:: MATERIAL PROVIDED

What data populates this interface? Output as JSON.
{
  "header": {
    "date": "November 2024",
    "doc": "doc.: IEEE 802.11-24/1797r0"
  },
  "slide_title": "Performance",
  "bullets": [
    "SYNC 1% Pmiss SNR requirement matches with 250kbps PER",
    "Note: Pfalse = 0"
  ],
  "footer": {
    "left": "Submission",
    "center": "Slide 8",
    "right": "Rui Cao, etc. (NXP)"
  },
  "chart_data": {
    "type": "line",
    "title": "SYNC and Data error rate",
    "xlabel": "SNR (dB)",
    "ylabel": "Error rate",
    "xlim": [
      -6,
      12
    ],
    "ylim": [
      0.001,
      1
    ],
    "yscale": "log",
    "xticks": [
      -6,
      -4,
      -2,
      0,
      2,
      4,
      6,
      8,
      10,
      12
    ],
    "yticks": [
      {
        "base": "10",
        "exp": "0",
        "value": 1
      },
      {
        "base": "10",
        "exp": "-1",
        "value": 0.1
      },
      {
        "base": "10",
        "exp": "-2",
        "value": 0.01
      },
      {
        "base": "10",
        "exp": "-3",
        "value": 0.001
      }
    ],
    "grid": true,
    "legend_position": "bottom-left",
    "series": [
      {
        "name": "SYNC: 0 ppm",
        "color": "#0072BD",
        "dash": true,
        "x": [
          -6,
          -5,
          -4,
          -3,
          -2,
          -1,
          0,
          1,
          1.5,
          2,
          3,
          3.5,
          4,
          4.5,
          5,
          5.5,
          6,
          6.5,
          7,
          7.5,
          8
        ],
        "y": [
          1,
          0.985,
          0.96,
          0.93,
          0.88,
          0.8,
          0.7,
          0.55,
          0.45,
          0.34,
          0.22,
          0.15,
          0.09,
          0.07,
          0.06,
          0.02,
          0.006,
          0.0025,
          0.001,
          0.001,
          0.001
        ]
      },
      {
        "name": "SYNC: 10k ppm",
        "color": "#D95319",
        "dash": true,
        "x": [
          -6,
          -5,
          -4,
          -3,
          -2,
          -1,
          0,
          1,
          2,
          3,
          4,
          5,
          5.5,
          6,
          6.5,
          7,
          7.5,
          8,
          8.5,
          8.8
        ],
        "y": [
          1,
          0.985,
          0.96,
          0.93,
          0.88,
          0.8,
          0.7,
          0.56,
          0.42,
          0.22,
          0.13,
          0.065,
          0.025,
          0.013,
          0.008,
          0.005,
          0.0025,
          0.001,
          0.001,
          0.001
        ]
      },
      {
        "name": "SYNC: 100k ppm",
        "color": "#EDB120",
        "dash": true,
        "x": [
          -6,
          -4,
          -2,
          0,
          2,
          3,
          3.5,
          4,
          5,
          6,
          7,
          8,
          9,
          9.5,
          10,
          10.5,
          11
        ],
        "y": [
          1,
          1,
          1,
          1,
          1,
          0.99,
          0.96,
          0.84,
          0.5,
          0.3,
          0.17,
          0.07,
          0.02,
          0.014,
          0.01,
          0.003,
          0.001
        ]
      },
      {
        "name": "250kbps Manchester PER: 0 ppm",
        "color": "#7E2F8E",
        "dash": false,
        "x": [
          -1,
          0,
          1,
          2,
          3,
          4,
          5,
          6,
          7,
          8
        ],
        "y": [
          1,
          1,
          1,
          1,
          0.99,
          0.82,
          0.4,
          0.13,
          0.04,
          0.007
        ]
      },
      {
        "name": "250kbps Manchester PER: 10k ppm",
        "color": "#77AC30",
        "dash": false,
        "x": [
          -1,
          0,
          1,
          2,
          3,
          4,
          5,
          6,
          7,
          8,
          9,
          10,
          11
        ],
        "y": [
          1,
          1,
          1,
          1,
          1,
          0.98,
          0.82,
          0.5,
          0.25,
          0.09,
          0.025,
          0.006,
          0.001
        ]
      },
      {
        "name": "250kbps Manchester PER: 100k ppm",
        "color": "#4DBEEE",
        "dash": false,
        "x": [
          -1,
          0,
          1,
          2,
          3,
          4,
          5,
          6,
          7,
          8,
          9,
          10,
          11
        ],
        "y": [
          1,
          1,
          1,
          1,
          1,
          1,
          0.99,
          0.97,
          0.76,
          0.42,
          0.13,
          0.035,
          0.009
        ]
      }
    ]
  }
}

::::

WRITTEN EXERCISE
Take the records above and return them exactly as written.

ANSWER TO THE PROBLEM
What data populates this interface? Output as JSON.
{
  "header": {
    "date": "November 2024",
    "doc": "doc.: IEEE 802.11-24/1797r0"
  },
  "slide_title": "Performance",
  "bullets": [
    "SYNC 1% Pmiss SNR requirement matches with 250kbps PER",
    "Note: Pfalse = 0"
  ],
  "footer": {
    "left": "Submission",
    "center": "Slide 8",
    "right": "Rui Cao, etc. (NXP)"
  },
  "chart_data": {
    "type": "line",
    "title": "SYNC and Data error rate",
    "xlabel": "SNR (dB)",
    "ylabel": "Error rate",
    "xlim": [
      -6,
      12
    ],
    "ylim": [
      0.001,
      1
    ],
    "yscale": "log",
    "xticks": [
      -6,
      -4,
      -2,
      0,
      2,
      4,
      6,
      8,
      10,
      12
    ],
    "yticks": [
      {
        "base": "10",
        "exp": "0",
        "value": 1
      },
      {
        "base": "10",
        "exp": "-1",
        "value": 0.1
      },
      {
        "base": "10",
        "exp": "-2",
        "value": 0.01
      },
      {
        "base": "10",
        "exp": "-3",
        "value": 0.001
      }
    ],
    "grid": true,
    "legend_position": "bottom-left",
    "series": [
      {
        "name": "SYNC: 0 ppm",
        "color": "#0072BD",
        "dash": true,
        "x": [
          -6,
          -5,
          -4,
          -3,
          -2,
          -1,
          0,
          1,
          1.5,
          2,
          3,
          3.5,
          4,
          4.5,
          5,
          5.5,
          6,
          6.5,
          7,
          7.5,
          8
        ],
        "y": [
          1,
          0.985,
          0.96,
          0.93,
          0.88,
          0.8,
          0.7,
          0.55,
          0.45,
          0.34,
          0.22,
          0.15,
          0.09,
          0.07,
          0.06,
          0.02,
          0.006,
          0.0025,
          0.001,
          0.001,
          0.001
        ]
      },
      {
        "name": "SYNC: 10k ppm",
        "color": "#D95319",
        "dash": true,
        "x": [
          -6,
          -5,
          -4,
          -3,
          -2,
          -1,
          0,
          1,
          2,
          3,
          4,
          5,
          5.5,
          6,
          6.5,
          7,
          7.5,
          8,
          8.5,
          8.8
        ],
        "y": [
          1,
          0.985,
          0.96,
          0.93,
          0.88,
          0.8,
          0.7,
          0.56,
          0.42,
          0.22,
          0.13,
          0.065,
          0.025,
          0.013,
          0.008,
          0.005,
          0.0025,
          0.001,
          0.001,
          0.001
        ]
      },
      {
        "name": "SYNC: 100k ppm",
        "color": "#EDB120",
        "dash": true,
        "x": [
          -6,
          -4,
          -2,
          0,
          2,
          3,
          3.5,
          4,
          5,
          6,
          7,
          8,
          9,
          9.5,
          10,
          10.5,
          11
        ],
        "y": [
          1,
          1,
          1,
          1,
          1,
          0.99,
          0.96,
          0.84,
          0.5,
          0.3,
          0.17,
          0.07,
          0.02,
          0.014,
          0.01,
          0.003,
          0.001
        ]
      },
      {
        "name": "250kbps Manchester PER: 0 ppm",
        "color": "#7E2F8E",
        "dash": false,
        "x": [
          -1,
          0,
          1,
          2,
          3,
          4,
          5,
          6,
          7,
          8
        ],
        "y": [
          1,
          1,
          1,
          1,
          0.99,
          0.82,
          0.4,
          0.13,
          0.04,
          0.007
        ]
      },
      {
        "name": "250kbps Manchester PER: 10k ppm",
        "color": "#77AC30",
        "dash": false,
        "x": [
          -1,
          0,
          1,
          2,
          3,
          4,
          5,
          6,
          7,
          8,
          9,
          10,
          11
        ],
        "y": [
          1,
          1,
          1,
          1,
          1,
          0.98,
          0.82,
          0.5,
          0.25,
          0.09,
          0.025,
          0.006,
          0.001
        ]
      },
      {
        "name": "250kbps Manchester PER: 100k ppm",
        "color": "#4DBEEE",
        "dash": false,
        "x": [
          -1,
          0,
          1,
          2,
          3,
          4,
          5,
          6,
          7,
          8,
          9,
          10,
          11
        ],
        "y": [
          1,
          1,
          1,
          1,
          1,
          1,
          0.99,
          0.97,
          0.76,
          0.42,
          0.13,
          0.035,
          0.009
        ]
      }
    ]
  }
}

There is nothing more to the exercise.